» GIVEN TASK 1
Using the Trento 2.3 announcement, explain why the new release offers an rpm-based installation of Trento Server as an alternative to Kubernetes.
» GIVEN TASK 2
Reproduce the records word for word, starting with their first line and going on through the line that contains "Text: • Abolished".
::: QUOTED TEXT :::
Announcing Trento Version 2.3
Trento 2.3 boasts an alternative, more traditional, installation process for Trento Server based on rpm packages, enhanced discovery capabilities and a simpler, safer architecture thanks to the removal of Grafana and the introduction of a rotating API key. Let’s review these new features more in detail.
Non-K8s Installation of Trento Server
Trento was born as a cloud-native application and, as such, the server was only available until now as a set of container images that could be pulled from the SUSE registry and deployed on any certified Kubernetes distribution.
But time has shown us that the usage of Kubernetes technology is a challenge for many SAP customers. Sometimes because they don’t have exposure to the technology, sometimes because it forces them to rely on other areas of their IT organizations.
Regardless the reason, we have decided to provide a alternative installation process for Trento Server based on rpm packages, which will be available in the repositories of SLES for SAP 15 SP3 and higher. Customers will have a choice of performing the installation manually step-by-step or automating it using an Ansible playbook.
When a customer chooses to deploy Trento Server using rpms, the different components will be available as regular systemd services.
Enhanced Discovery Capabilities
Monitoring is one of the cornerstones of Trento and Trento 2.3 comes with significant enhancements on this regard. Particularly, in terms of discovery.
::: DATA LISTING :::
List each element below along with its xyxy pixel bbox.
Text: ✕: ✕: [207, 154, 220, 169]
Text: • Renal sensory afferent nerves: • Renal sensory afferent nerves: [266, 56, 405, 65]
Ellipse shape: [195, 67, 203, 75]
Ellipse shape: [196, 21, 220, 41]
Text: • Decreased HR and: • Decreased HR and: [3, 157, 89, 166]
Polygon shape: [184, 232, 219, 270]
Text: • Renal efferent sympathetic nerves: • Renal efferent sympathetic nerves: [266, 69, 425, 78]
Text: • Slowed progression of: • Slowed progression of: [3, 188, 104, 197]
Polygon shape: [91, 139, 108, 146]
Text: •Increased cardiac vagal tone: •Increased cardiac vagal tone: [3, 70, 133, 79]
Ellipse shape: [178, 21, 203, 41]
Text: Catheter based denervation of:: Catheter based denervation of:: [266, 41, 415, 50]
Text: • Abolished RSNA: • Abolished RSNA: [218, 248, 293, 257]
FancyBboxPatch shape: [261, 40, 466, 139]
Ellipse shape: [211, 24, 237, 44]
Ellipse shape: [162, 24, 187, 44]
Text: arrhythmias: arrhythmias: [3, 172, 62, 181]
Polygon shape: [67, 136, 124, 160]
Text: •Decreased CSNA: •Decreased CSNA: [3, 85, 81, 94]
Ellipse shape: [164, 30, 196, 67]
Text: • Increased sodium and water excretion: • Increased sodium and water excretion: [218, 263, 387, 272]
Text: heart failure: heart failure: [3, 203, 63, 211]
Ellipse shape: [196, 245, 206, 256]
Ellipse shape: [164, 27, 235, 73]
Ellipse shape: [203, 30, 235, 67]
:::
» WORKED SOLUTION 1
Many SAP customers find Kubernetes a challenge. Some have no experience with the technology, and for others it means depending on other parts of their IT organization. Trento 2.3 therefore adds an rpm-based installation as a more traditional alternative.

» WORKED SOLUTION 2
List each element below along with its xyxy pixel bbox.
Text: ✕: ✕: [207, 154, 220, 169]
Text: • Renal sensory afferent nerves: • Renal sensory afferent nerves: [266, 56, 405, 65]
Ellipse shape: [195, 67, 203, 75]
Ellipse shape: [196, 21, 220, 41]
Text: • Decreased HR and: • Decreased HR and: [3, 157, 89, 166]
Polygon shape: [184, 232, 219, 270]
Text: • Renal efferent sympathetic nerves: • Renal efferent sympathetic nerves: [266, 69, 425, 78]
Text: • Slowed progression of: • Slowed progression of: [3, 188, 104, 197]
Polygon shape: [91, 139, 108, 146]
Text: •Increased cardiac vagal tone: •Increased cardiac vagal tone: [3, 70, 133, 79]
Ellipse shape: [178, 21, 203, 41]
Text: Catheter based denervation of:: Catheter based denervation of:: [266, 41, 415, 50]
Text: • Abolished RSNA: • Abolished RSNA: [218, 248, 293, 257]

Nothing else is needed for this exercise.